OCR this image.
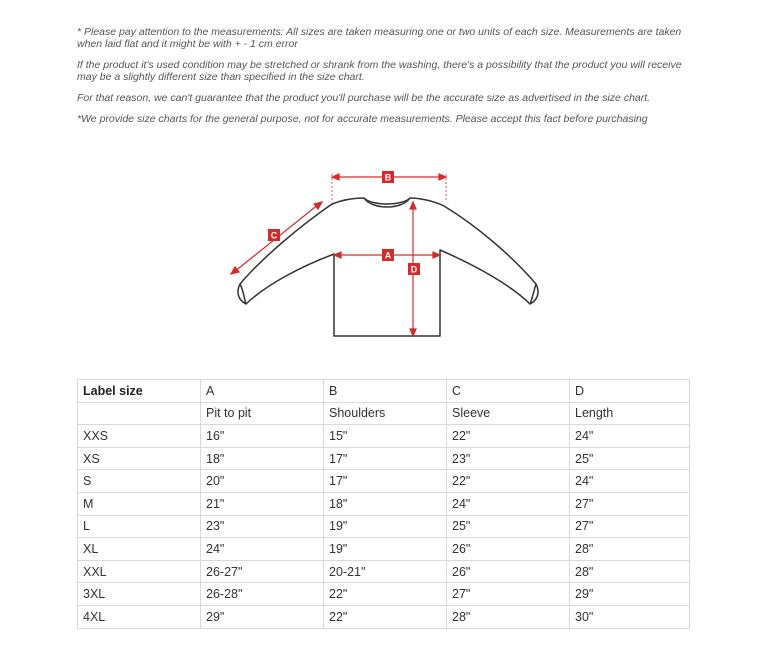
* Please pay attention to the measurements: All sizes are taken measuring one or two units of each size. Measurements are taken when laid flat and it might be with + - 1 cm error

If the product it's used condition may be stretched or shrank from the washing, there's a possibility that the product you will receive may be a slightly different size than specified in the size chart.

For that reason, we can't guarantee that the product you'll purchase will be the accurate size as advertised in the size chart.

*We provide size charts for the general purpose, not for accurate measurements. Please accept this fact before purchasing

B
A
D
C
Label size	A	B	C	D
	Pit to pit	Shoulders	Sleeve	Length
XXS	16"	15"	22"	24"
XS	18"	17"	23"	25"
S	20"	17"	22"	24"
M	21"	18"	24"	27"
L	23"	19"	25"	27"
XL	24"	19"	26"	28"
XXL	26-27"	20-21"	26"	28"
3XL	26-28"	22"	27"	29"
4XL	29"	22"	28"	30"
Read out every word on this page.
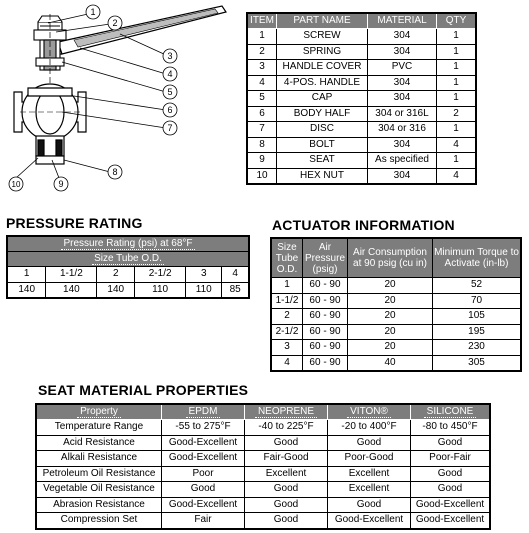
1
2
3
4
5
6
7
8
9
10
ITEM	PART NAME	MATERIAL	QTY
1	SCREW	304	1
2	SPRING	304	1
3	HANDLE COVER	PVC	1
4	4-POS. HANDLE	304	1
5	CAP	304	1
6	BODY HALF	304 or 316L	2
7	DISC	304 or 316	1
8	BOLT	304	4
9	SEAT	As specified	1
10	HEX NUT	304	4
PRESSURE RATING
Pressure Rating (psi) at 68°F					
Size Tube O.D.					
1	1-1/2	2	2-1/2	3	4
140	140	140	110	110	85
ACTUATOR INFORMATION
Size Tube O.D.	Air Pressure (psig)	Air Consumption at 90 psig (cu in)	Minimum Torque to Activate (in-lb)
1	60 - 90	20	52
1-1/2	60 - 90	20	70
2	60 - 90	20	105
2-1/2	60 - 90	20	195
3	60 - 90	20	230
4	60 - 90	40	305
SEAT MATERIAL PROPERTIES
Property	EPDM	NEOPRENE	VITON®	SILICONE
Temperature Range	-55 to 275°F	-40 to 225°F	-20 to 400°F	-80 to 450°F
Acid Resistance	Good-Excellent	Good	Good	Good
Alkali Resistance	Good-Excellent	Fair-Good	Poor-Good	Poor-Fair
Petroleum Oil Resistance	Poor	Excellent	Excellent	Good
Vegetable Oil Resistance	Good	Good	Excellent	Good
Abrasion Resistance	Good-Excellent	Good	Good	Good-Excellent
Compression Set	Fair	Good	Good-Excellent	Good-Excellent
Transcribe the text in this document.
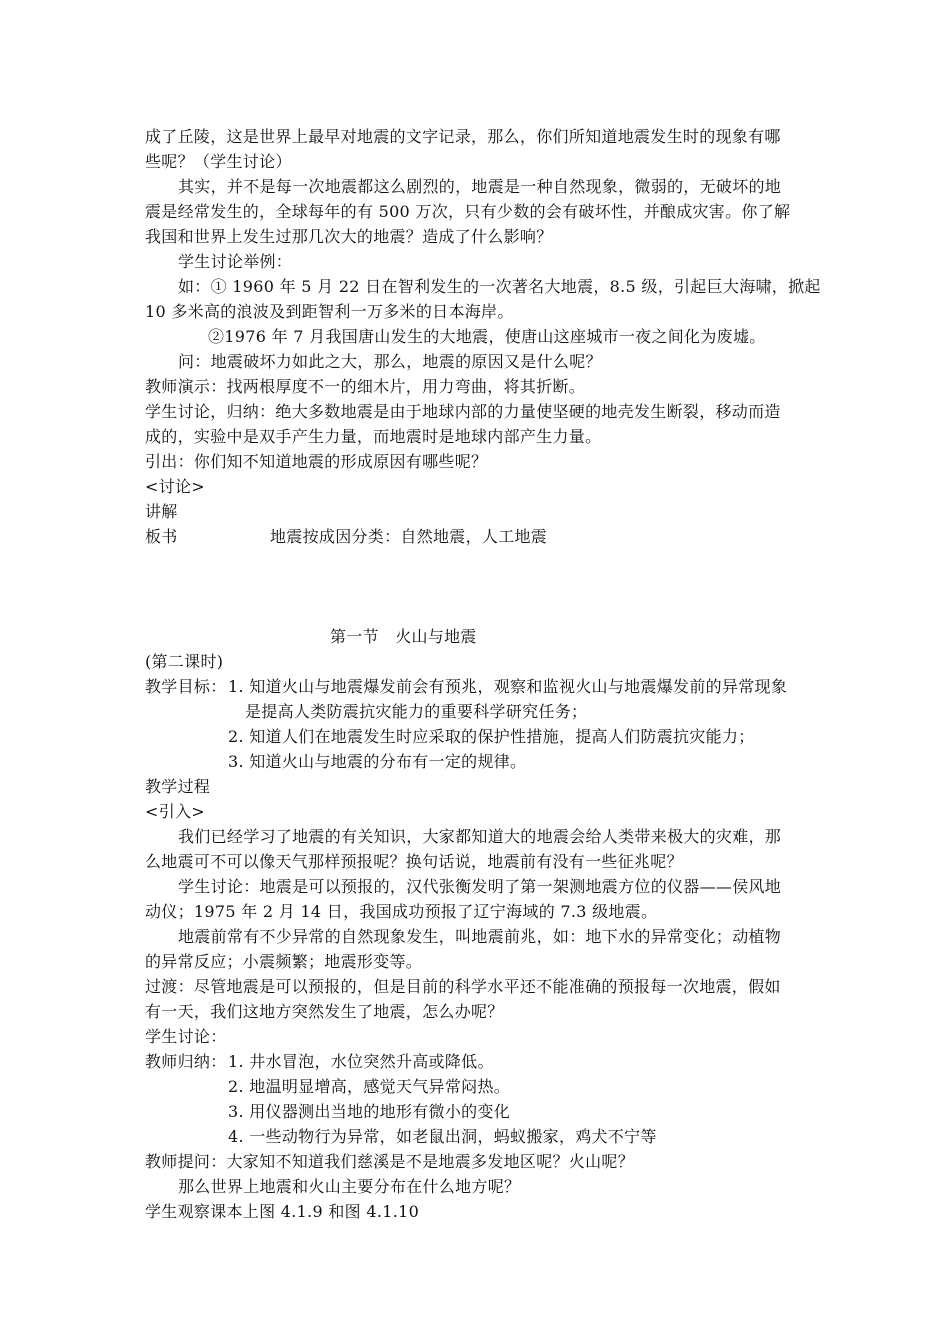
成了丘陵，这是世界上最早对地震的文字记录，那么，你们所知道地震发生时的现象有哪
些呢？（学生讨论）
其实，并不是每一次地震都这么剧烈的，地震是一种自然现象，微弱的，无破坏的地
震是经常发生的，全球每年的有 500 万次，只有少数的会有破坏性，并酿成灾害。你了解
我国和世界上发生过那几次大的地震？造成了什么影响？
学生讨论举例：
如：① 1960 年 5 月 22 日在智利发生的一次著名大地震，8.5 级，引起巨大海啸，掀起
10 多米高的浪波及到距智利一万多米的日本海岸。
②1976 年 7 月我国唐山发生的大地震，使唐山这座城市一夜之间化为废墟。
问：地震破坏力如此之大，那么，地震的原因又是什么呢？
教师演示：找两根厚度不一的细木片，用力弯曲，将其折断。
学生讨论，归纳：绝大多数地震是由于地球内部的力量使坚硬的地壳发生断裂，移动而造
成的，实验中是双手产生力量，而地震时是地球内部产生力量。
引出：你们知不知道地震的形成原因有哪些呢？
<讨论>
讲解
板书	地震按成因分类：自然地震，人工地震
第一节　火山与地震
(第二课时)
教学目标： 1. 知道火山与地震爆发前会有预兆，观察和监视火山与地震爆发前的异常现象
是提高人类防震抗灾能力的重要科学研究任务；
2. 知道人们在地震发生时应采取的保护性措施，提高人们防震抗灾能力；
3. 知道火山与地震的分布有一定的规律。
教学过程
<引入>
我们已经学习了地震的有关知识，大家都知道大的地震会给人类带来极大的灾难，那
么地震可不可以像天气那样预报呢？换句话说，地震前有没有一些征兆呢？
学生讨论：地震是可以预报的，汉代张衡发明了第一架测地震方位的仪器——侯风地
动仪；1975 年 2 月 14 日，我国成功预报了辽宁海域的 7.3 级地震。
地震前常有不少异常的自然现象发生，叫地震前兆，如：地下水的异常变化；动植物
的异常反应；小震频繁；地震形变等。
过渡：尽管地震是可以预报的，但是目前的科学水平还不能准确的预报每一次地震，假如
有一天，我们这地方突然发生了地震，怎么办呢？
学生讨论：
教师归纳： 1. 井水冒泡，水位突然升高或降低。
2. 地温明显增高，感觉天气异常闷热。
3. 用仪器测出当地的地形有微小的变化
4. 一些动物行为异常，如老鼠出洞，蚂蚁搬家，鸡犬不宁等
教师提问：大家知不知道我们慈溪是不是地震多发地区呢？火山呢？
那么世界上地震和火山主要分布在什么地方呢？
学生观察课本上图 4.1.9 和图 4.1.10
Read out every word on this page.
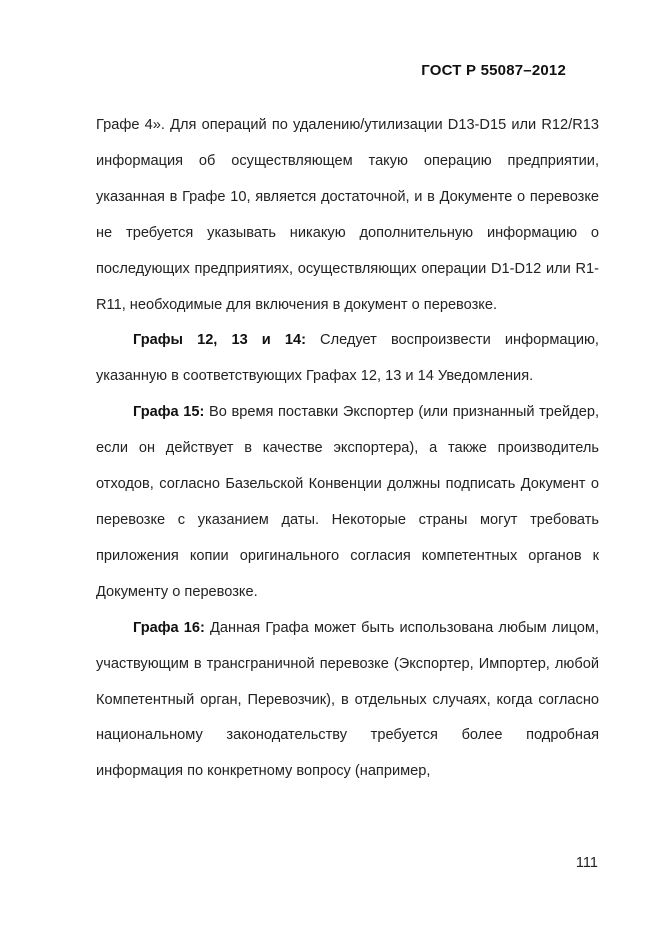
ГОСТ Р 55087–2012

Графе 4». Для операций по удалению/утилизации D13-D15 или R12/R13 информация об осуществляющем такую операцию предприятии, указанная в Графе 10, является достаточной, и в Документе о перевозке не требуется указывать никакую дополнительную информацию о последующих предприятиях, осуществляющих операции D1-D12 или R1-R11, необходимые для включения в документ о перевозке.

Графы 12, 13 и 14: Следует воспроизвести информацию, указанную в соответствующих Графах 12, 13 и 14 Уведомления.

Графа 15: Во время поставки Экспортер (или признанный трейдер, если он действует в качестве экспортера), а также производитель отходов, согласно Базельской Конвенции должны подписать Документ о перевозке с указанием даты. Некоторые страны могут требовать приложения копии оригинального согласия компетентных органов к Документу о перевозке.

Графа 16: Данная Графа может быть использована любым лицом, участвующим в трансграничной перевозке (Экспортер, Импортер, любой Компетентный орган, Перевозчик), в отдельных случаях, когда согласно национальному законодательству требуется более подробная информация по конкретному вопросу (например,

111
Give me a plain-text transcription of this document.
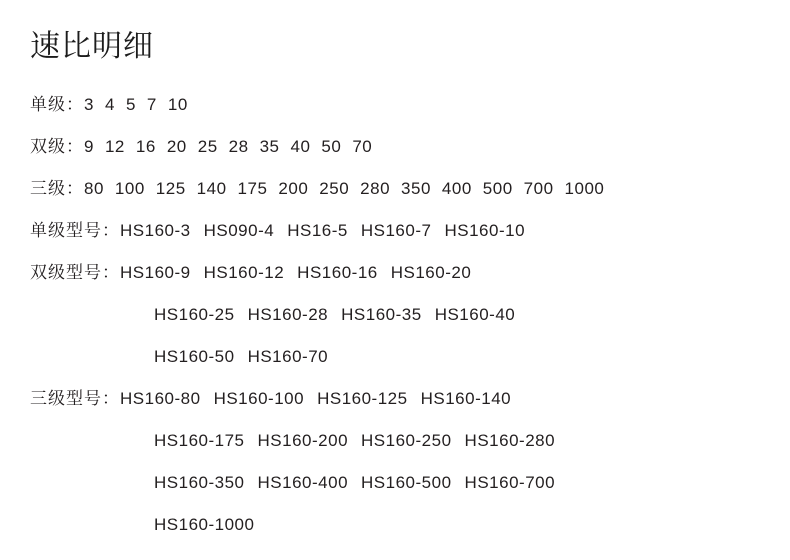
速比明细
单级： 3 4 5 7 10
双级： 9 12 16 20 25 28 35 40 50 70
三级： 80 100 125 140 175 200 250 280 350 400 500 700 1000
单级型号： HS160-3 HS090-4 HS16-5 HS160-7 HS160-10
双级型号： HS160-9 HS160-12 HS160-16 HS160-20
HS160-25 HS160-28 HS160-35 HS160-40
HS160-50 HS160-70
三级型号： HS160-80 HS160-100 HS160-125 HS160-140
HS160-175 HS160-200 HS160-250 HS160-280
HS160-350 HS160-400 HS160-500 HS160-700
HS160-1000
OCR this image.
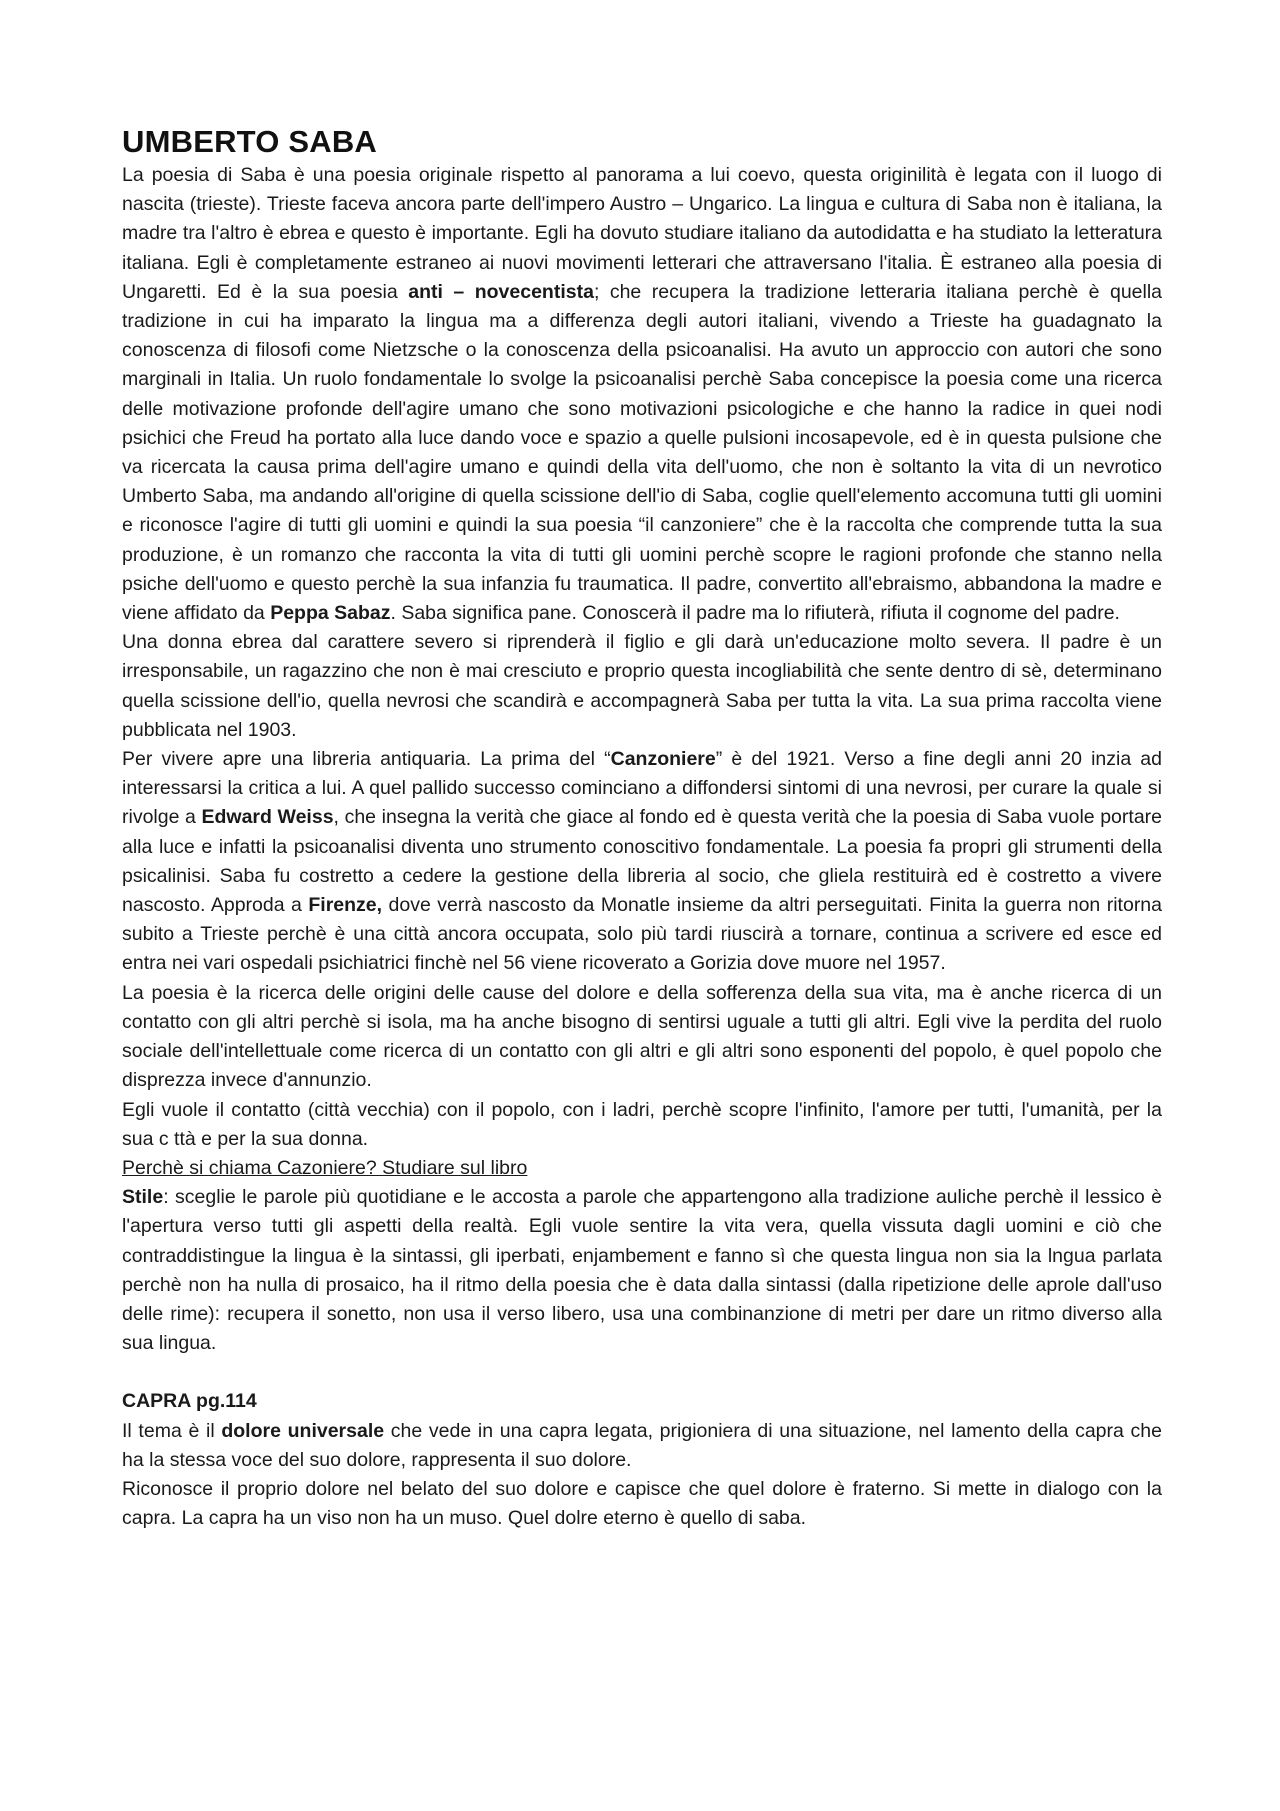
UMBERTO SABA

La poesia di Saba è una poesia originale rispetto al panorama a lui coevo, questa originilità è legata con il luogo di nascita (trieste). Trieste faceva ancora parte dell'impero Austro – Ungarico. La lingua e cultura di Saba non è italiana, la madre tra l'altro è ebrea e questo è importante. Egli ha dovuto studiare italiano da autodidatta e ha studiato la letteratura italiana. Egli è completamente estraneo ai nuovi movimenti letterari che attraversano l'italia. È estraneo alla poesia di Ungaretti. Ed è la sua poesia anti – novecentista; che recupera la tradizione letteraria italiana perchè è quella tradizione in cui ha imparato la lingua ma a differenza degli autori italiani, vivendo a Trieste ha guadagnato la conoscenza di filosofi come Nietzsche o la conoscenza della psicoanalisi. Ha avuto un approccio con autori che sono marginali in Italia. Un ruolo fondamentale lo svolge la psicoanalisi perchè Saba concepisce la poesia come una ricerca delle motivazione profonde dell'agire umano che sono motivazioni psicologiche e che hanno la radice in quei nodi psichici che Freud ha portato alla luce dando voce e spazio a quelle pulsioni incosapevole, ed è in questa pulsione che va ricercata la causa prima dell'agire umano e quindi della vita dell'uomo, che non è soltanto la vita di un nevrotico Umberto Saba, ma andando all'origine di quella scissione dell'io di Saba, coglie quell'elemento accomuna tutti gli uomini e riconosce l'agire di tutti gli uomini e quindi la sua poesia “il canzoniere” che è la raccolta che comprende tutta la sua produzione, è un romanzo che racconta la vita di tutti gli uomini perchè scopre le ragioni profonde che stanno nella psiche dell'uomo e questo perchè la sua infanzia fu traumatica. Il padre, convertito all'ebraismo, abbandona la madre e viene affidato da Peppa Sabaz. Saba significa pane. Conoscerà il padre ma lo rifiuterà, rifiuta il cognome del padre.

Una donna ebrea dal carattere severo si riprenderà il figlio e gli darà un'educazione molto severa. Il padre è un irresponsabile, un ragazzino che non è mai cresciuto e proprio questa incogliabilità che sente dentro di sè, determinano quella scissione dell'io, quella nevrosi che scandirà e accompagnerà Saba per tutta la vita. La sua prima raccolta viene pubblicata nel 1903.

Per vivere apre una libreria antiquaria. La prima del “Canzoniere” è del 1921. Verso a fine degli anni 20 inzia ad interessarsi la critica a lui. A quel pallido successo cominciano a diffondersi sintomi di una nevrosi, per curare la quale si rivolge a Edward Weiss, che insegna la verità che giace al fondo ed è questa verità che la poesia di Saba vuole portare alla luce e infatti la psicoanalisi diventa uno strumento conoscitivo fondamentale. La poesia fa propri gli strumenti della psicalinisi. Saba fu costretto a cedere la gestione della libreria al socio, che gliela restituirà ed è costretto a vivere nascosto. Approda a Firenze, dove verrà nascosto da Monatle insieme da altri perseguitati. Finita la guerra non ritorna subito a Trieste perchè è una città ancora occupata, solo più tardi riuscirà a tornare, continua a scrivere ed esce ed entra nei vari ospedali psichiatrici finchè nel 56 viene ricoverato a Gorizia dove muore nel 1957.

La poesia è la ricerca delle origini delle cause del dolore e della sofferenza della sua vita, ma è anche ricerca di un contatto con gli altri perchè si isola, ma ha anche bisogno di sentirsi uguale a tutti gli altri. Egli vive la perdita del ruolo sociale dell'intellettuale come ricerca di un contatto con gli altri e gli altri sono esponenti del popolo, è quel popolo che disprezza invece d'annunzio.

Egli vuole il contatto (città vecchia) con il popolo, con i ladri, perchè scopre l'infinito, l'amore per tutti, l'umanità, per la sua c ttà e per la sua donna.

Perchè si chiama Cazoniere? Studiare sul libro

Stile: sceglie le parole più quotidiane e le accosta a parole che appartengono alla tradizione auliche perchè il lessico è l'apertura verso tutti gli aspetti della realtà. Egli vuole sentire la vita vera, quella vissuta dagli uomini e ciò che contraddistingue la lingua è la sintassi, gli iperbati, enjambement e fanno sì che questa lingua non sia la lngua parlata perchè non ha nulla di prosaico, ha il ritmo della poesia che è data dalla sintassi (dalla ripetizione delle aprole dall'uso delle rime): recupera il sonetto, non usa il verso libero, usa una combinanzione di metri per dare un ritmo diverso alla sua lingua.

CAPRA pg.114

Il tema è il dolore universale che vede in una capra legata, prigioniera di una situazione, nel lamento della capra che ha la stessa voce del suo dolore, rappresenta il suo dolore.

Riconosce il proprio dolore nel belato del suo dolore e capisce che quel dolore è fraterno. Si mette in dialogo con la capra. La capra ha un viso non ha un muso. Quel dolre eterno è quello di saba.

------------------------

> Exercise details:
Gather from the records above every line containing the string "Excellent".

> The output:
Acid Resistance	Good-Excellent	Good	Good	Good
Alkali Resistance	Good-Excellent	Fair-Good	Poor-Good	Poor-Fair
Petroleum Oil Resistance	Poor	Excellent	Excellent	Good
Vegetable Oil Resistance	Good	Good	Excellent	Good
Abrasion Resistance	Good-Excellent	Good	Good	Good-Excellent
Compression Set	Fair	Good	Good-Excellent	Good-Excellent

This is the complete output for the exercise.